TASK INPUT:

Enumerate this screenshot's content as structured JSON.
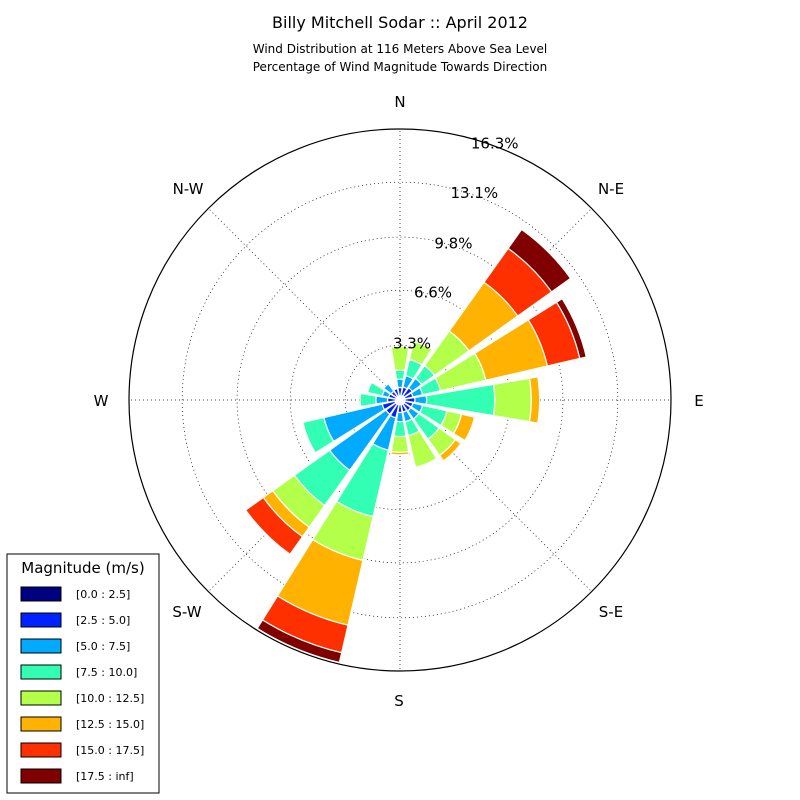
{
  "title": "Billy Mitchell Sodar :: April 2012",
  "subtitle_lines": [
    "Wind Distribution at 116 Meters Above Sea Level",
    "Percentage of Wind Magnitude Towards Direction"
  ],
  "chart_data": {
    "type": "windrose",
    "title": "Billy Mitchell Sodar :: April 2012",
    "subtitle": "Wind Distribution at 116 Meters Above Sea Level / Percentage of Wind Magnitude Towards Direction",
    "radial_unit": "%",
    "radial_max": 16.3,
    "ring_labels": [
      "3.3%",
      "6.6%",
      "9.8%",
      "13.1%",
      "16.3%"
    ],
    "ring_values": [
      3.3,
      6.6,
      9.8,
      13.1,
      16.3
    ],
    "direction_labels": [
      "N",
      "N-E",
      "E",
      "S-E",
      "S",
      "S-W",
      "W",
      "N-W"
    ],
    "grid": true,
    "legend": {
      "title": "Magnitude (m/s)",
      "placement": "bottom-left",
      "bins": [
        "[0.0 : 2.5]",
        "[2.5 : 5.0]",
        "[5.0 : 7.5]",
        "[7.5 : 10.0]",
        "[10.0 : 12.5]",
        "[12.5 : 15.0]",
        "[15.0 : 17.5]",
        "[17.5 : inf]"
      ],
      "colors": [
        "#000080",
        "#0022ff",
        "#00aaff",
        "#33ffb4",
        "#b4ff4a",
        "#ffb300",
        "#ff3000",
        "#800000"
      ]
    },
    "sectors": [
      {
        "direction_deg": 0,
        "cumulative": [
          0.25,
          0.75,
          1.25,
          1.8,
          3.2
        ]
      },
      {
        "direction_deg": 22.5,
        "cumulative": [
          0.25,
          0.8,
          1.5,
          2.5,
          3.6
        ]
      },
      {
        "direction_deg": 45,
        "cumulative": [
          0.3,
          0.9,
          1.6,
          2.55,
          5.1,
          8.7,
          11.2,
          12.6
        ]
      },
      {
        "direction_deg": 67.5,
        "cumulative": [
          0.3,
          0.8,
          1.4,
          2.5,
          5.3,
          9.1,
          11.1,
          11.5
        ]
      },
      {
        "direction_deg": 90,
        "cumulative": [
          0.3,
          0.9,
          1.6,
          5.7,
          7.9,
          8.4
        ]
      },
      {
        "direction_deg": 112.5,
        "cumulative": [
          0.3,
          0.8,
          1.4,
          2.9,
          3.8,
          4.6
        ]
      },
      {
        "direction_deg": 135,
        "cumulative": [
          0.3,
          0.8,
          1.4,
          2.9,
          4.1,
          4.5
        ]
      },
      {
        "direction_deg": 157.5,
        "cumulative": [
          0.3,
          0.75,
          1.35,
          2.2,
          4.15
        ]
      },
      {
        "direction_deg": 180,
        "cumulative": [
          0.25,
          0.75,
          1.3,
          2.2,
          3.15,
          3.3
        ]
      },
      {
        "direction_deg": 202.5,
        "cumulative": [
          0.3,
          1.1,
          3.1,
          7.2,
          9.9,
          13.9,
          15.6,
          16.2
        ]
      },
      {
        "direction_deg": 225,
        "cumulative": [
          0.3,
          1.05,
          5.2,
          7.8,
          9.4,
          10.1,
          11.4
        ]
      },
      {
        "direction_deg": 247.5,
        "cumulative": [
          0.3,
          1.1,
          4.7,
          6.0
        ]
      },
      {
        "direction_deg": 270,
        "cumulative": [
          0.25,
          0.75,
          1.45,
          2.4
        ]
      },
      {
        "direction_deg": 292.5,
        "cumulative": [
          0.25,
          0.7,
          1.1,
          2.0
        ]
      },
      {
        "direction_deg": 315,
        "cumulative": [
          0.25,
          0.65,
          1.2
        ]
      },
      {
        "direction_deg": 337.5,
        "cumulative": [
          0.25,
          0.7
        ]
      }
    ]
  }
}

EXERCISE PROMPT: Copy out every line where the word "April" occurs.

SOLUTION TO THE EXERCISE:
  "title": "Billy Mitchell Sodar :: April 2012",
    "title": "Billy Mitchell Sodar :: April 2012",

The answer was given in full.